Dataset records:
::::::::::

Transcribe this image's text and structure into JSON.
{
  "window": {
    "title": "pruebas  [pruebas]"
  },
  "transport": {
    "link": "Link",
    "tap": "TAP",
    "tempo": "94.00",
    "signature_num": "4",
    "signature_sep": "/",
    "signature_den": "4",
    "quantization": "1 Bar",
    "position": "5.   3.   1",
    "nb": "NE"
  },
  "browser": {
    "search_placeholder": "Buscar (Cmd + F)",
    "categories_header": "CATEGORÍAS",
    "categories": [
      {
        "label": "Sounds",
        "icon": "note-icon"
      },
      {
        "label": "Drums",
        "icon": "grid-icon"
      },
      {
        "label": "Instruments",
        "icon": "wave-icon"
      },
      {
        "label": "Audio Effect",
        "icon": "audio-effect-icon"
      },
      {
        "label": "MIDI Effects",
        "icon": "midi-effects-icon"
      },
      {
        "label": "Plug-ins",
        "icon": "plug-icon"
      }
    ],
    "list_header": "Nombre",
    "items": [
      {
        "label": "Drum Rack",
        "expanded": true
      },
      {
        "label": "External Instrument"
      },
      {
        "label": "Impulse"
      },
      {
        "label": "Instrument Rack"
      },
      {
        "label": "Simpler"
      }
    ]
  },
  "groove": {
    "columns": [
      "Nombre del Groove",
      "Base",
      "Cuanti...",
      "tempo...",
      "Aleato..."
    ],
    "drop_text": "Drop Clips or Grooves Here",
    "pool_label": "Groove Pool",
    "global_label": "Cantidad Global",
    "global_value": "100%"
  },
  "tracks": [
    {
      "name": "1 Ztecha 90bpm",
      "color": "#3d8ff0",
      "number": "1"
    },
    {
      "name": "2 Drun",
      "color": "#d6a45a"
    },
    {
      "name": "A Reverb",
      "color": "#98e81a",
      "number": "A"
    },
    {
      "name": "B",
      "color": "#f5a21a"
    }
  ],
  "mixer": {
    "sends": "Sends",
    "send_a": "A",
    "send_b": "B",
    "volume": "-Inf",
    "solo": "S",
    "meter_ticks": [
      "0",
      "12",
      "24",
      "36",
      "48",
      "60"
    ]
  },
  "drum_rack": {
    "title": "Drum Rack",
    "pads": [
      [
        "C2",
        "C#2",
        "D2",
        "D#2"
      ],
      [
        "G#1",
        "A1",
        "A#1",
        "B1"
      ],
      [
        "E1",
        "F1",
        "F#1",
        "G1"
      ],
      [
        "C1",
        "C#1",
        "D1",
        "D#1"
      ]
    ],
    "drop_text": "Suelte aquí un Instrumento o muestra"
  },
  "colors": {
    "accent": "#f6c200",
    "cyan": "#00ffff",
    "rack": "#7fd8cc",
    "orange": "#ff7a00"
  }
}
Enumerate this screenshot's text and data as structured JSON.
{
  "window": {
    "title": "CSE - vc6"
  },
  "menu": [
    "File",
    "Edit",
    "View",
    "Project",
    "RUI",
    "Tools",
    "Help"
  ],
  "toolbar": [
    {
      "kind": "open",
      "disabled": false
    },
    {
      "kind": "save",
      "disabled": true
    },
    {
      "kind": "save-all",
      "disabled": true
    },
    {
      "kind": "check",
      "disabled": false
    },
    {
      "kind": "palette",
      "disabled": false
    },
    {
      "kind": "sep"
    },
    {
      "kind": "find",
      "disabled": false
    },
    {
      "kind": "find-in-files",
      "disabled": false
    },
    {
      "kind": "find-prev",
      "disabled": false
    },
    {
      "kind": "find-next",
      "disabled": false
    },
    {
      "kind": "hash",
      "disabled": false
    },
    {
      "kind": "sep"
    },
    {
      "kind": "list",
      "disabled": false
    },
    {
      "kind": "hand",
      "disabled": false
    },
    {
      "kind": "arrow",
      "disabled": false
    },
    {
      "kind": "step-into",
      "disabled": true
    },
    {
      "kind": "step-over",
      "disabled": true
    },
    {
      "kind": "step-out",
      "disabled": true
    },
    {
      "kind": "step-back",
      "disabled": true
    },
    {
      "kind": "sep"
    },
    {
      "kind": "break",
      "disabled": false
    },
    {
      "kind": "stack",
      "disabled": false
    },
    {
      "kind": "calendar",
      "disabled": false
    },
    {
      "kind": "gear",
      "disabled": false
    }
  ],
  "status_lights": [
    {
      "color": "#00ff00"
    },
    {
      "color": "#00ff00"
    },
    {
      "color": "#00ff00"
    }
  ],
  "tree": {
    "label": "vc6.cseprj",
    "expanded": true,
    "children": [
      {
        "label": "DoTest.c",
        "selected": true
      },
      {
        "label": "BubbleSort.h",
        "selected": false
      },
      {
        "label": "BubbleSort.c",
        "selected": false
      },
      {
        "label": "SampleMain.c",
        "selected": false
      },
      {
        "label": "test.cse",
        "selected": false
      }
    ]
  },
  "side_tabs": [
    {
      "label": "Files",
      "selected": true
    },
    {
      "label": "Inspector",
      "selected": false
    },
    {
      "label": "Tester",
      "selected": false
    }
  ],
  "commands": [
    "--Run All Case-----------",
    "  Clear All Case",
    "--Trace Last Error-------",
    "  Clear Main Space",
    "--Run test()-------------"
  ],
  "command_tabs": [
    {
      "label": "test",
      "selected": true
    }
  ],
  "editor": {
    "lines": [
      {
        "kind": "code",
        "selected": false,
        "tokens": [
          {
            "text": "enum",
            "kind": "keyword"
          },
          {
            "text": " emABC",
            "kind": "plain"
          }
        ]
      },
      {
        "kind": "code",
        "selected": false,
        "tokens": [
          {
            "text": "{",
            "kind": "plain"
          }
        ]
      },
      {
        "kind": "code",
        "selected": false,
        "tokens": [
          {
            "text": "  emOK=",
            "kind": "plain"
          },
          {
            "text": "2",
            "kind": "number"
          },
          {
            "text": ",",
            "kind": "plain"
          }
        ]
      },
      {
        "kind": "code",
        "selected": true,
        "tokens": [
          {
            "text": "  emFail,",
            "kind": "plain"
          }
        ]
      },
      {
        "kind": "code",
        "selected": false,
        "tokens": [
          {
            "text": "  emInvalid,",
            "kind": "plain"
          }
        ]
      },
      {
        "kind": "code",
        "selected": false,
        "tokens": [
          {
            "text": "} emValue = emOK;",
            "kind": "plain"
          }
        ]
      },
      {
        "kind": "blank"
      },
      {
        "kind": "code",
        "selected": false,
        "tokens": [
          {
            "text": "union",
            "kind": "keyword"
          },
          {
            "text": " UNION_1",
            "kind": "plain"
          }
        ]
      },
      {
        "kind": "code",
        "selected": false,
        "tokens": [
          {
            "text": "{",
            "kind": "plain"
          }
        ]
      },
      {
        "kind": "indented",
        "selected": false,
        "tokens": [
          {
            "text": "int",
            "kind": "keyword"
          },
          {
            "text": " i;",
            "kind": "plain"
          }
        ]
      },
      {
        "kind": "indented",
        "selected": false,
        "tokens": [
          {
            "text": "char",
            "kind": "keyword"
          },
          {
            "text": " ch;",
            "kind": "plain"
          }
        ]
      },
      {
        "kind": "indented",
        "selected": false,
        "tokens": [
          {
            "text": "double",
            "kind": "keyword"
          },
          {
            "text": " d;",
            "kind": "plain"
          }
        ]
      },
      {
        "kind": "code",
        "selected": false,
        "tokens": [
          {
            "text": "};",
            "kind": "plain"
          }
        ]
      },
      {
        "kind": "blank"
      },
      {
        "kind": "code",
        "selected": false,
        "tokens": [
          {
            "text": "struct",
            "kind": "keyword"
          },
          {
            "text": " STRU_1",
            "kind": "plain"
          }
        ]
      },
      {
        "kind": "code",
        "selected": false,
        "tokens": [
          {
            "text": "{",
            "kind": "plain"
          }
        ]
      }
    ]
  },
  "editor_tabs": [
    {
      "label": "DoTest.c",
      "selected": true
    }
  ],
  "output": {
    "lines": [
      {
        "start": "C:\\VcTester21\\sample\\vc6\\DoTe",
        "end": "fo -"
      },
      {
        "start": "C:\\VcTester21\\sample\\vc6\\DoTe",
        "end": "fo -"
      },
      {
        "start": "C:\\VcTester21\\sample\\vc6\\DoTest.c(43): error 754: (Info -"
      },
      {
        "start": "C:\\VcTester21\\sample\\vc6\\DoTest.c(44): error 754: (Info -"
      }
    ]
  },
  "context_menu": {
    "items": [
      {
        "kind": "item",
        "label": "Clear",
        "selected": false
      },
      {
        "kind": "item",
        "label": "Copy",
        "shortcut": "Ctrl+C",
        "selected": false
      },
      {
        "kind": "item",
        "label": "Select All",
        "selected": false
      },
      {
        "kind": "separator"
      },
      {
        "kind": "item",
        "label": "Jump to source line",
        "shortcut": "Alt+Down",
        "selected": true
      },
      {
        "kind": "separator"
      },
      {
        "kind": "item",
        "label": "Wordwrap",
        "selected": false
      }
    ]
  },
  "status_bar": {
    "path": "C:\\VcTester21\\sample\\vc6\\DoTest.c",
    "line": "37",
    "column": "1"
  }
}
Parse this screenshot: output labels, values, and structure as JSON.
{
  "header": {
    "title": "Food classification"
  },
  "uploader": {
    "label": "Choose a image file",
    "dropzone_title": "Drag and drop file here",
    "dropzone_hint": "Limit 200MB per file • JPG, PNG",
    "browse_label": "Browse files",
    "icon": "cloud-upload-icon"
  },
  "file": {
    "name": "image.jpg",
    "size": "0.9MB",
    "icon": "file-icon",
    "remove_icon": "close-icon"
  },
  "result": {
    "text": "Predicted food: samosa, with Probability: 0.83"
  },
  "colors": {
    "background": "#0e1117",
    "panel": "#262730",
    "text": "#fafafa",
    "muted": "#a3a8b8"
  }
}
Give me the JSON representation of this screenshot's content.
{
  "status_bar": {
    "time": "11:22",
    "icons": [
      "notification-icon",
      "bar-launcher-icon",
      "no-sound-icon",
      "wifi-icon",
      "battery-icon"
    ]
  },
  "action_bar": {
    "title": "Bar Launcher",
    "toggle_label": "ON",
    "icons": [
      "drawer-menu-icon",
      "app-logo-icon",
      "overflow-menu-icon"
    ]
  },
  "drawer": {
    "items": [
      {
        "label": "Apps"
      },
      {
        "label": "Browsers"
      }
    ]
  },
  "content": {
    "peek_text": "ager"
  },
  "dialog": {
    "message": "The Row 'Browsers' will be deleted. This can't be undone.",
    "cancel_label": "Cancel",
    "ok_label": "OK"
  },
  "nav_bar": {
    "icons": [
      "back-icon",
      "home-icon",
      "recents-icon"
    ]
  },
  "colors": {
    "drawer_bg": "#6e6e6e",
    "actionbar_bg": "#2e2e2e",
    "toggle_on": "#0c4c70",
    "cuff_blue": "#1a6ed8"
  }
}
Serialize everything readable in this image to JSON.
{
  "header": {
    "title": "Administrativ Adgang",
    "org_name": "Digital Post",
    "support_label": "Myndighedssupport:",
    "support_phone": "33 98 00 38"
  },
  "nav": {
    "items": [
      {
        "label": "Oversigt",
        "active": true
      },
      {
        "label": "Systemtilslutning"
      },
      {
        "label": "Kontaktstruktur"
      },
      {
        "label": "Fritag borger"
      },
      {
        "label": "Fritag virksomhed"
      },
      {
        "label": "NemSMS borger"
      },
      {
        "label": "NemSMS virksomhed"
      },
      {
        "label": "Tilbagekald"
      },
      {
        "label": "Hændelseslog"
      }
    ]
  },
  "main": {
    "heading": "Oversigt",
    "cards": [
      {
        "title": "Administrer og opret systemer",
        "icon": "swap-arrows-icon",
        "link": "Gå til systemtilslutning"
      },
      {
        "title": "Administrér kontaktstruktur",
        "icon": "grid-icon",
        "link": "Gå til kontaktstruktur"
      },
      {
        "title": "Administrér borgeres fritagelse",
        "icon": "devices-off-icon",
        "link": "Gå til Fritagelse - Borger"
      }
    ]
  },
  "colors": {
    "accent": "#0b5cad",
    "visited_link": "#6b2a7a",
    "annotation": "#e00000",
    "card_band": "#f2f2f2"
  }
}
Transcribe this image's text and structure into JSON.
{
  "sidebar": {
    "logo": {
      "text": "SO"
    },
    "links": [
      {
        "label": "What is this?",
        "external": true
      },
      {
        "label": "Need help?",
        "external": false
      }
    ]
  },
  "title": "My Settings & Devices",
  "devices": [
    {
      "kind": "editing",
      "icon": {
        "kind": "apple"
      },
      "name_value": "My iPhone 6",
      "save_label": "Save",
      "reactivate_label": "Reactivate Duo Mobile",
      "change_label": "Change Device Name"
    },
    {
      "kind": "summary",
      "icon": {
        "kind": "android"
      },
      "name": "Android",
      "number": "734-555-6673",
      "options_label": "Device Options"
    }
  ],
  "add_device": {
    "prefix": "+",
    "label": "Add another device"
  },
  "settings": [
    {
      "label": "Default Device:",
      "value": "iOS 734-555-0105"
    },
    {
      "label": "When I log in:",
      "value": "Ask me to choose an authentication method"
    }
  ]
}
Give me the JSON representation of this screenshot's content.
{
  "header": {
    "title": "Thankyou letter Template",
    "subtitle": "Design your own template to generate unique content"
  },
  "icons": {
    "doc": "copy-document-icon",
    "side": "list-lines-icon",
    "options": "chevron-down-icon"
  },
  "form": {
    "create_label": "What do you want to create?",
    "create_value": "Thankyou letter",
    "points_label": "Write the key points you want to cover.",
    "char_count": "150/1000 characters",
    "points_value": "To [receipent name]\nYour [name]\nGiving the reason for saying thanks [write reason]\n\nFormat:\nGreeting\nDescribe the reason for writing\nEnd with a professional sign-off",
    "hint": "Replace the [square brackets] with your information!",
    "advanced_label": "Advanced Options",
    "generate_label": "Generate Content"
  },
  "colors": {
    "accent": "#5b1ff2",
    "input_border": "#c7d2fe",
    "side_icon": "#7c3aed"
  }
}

::::::::::

AIM => Report how many lines in the data include the word "BubbleSort", and give nothing but the count.

WRITTEN SOLUTION => 2